Stated exercise:
Could every line of the data be printed exactly as it reads?
Dataset start
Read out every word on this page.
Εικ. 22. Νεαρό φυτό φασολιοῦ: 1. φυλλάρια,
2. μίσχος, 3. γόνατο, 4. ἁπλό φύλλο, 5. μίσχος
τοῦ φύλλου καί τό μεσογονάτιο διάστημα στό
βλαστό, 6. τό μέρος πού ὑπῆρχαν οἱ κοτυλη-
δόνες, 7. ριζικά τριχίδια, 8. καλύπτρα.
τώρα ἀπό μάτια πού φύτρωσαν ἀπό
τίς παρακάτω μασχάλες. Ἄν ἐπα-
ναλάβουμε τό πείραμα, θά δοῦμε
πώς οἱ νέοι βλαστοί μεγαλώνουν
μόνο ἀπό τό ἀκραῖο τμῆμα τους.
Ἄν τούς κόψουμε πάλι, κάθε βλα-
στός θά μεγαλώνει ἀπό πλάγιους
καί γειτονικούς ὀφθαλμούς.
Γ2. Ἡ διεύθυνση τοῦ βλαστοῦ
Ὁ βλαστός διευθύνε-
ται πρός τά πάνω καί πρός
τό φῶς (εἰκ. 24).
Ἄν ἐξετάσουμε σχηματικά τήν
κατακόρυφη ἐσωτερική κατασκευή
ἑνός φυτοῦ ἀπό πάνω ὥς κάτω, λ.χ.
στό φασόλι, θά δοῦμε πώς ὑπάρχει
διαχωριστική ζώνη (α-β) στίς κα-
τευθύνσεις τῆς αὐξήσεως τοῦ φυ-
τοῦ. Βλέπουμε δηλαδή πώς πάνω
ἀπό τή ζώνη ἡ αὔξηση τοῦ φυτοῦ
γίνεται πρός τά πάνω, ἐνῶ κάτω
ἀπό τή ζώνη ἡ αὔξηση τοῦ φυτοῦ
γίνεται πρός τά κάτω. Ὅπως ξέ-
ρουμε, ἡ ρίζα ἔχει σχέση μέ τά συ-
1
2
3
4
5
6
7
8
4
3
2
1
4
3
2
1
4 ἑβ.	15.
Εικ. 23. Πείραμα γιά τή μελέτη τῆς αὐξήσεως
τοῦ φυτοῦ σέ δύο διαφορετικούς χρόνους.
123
Dataset end
Exercise solution:
Read out every word on this page.
Εικ. 22. Νεαρό φυτό φασολιοῦ: 1. φυλλάρια,
2. μίσχος, 3. γόνατο, 4. ἁπλό φύλλο, 5. μίσχος
τοῦ φύλλου καί τό μεσογονάτιο διάστημα στό
βλαστό, 6. τό μέρος πού ὑπῆρχαν οἱ κοτυλη-
δόνες, 7. ριζικά τριχίδια, 8. καλύπτρα.
τώρα ἀπό μάτια πού φύτρωσαν ἀπό
τίς παρακάτω μασχάλες. Ἄν ἐπα-
ναλάβουμε τό πείραμα, θά δοῦμε
πώς οἱ νέοι βλαστοί μεγαλώνουν
μόνο ἀπό τό ἀκραῖο τμῆμα τους.
Ἄν τούς κόψουμε πάλι, κάθε βλα-
στός θά μεγαλώνει ἀπό πλάγιους
καί γειτονικούς ὀφθαλμούς.
Γ2. Ἡ διεύθυνση τοῦ βλαστοῦ
Ὁ βλαστός διευθύνε-
ται πρός τά πάνω καί πρός
τό φῶς (εἰκ. 24).
Ἄν ἐξετάσουμε σχηματικά τήν
κατακόρυφη ἐσωτερική κατασκευή
ἑνός φυτοῦ ἀπό πάνω ὥς κάτω, λ.χ.
στό φασόλι, θά δοῦμε πώς ὑπάρχει
διαχωριστική ζώνη (α-β) στίς κα-
τευθύνσεις τῆς αὐξήσεως τοῦ φυ-
τοῦ. Βλέπουμε δηλαδή πώς πάνω
ἀπό τή ζώνη ἡ αὔξηση τοῦ φυτοῦ
γίνεται πρός τά πάνω, ἐνῶ κάτω
ἀπό τή ζώνη ἡ αὔξηση τοῦ φυτοῦ
γίνεται πρός τά κάτω. Ὅπως ξέ-
ρουμε, ἡ ρίζα ἔχει σχέση μέ τά συ-
1
2
3
4
5
6
7
8
4
3
2
1
4
3
2
1
4 ἑβ.	15.
Εικ. 23. Πείραμα γιά τή μελέτη τῆς αὐξήσεως
τοῦ φυτοῦ σέ δύο διαφορετικούς χρόνους.
123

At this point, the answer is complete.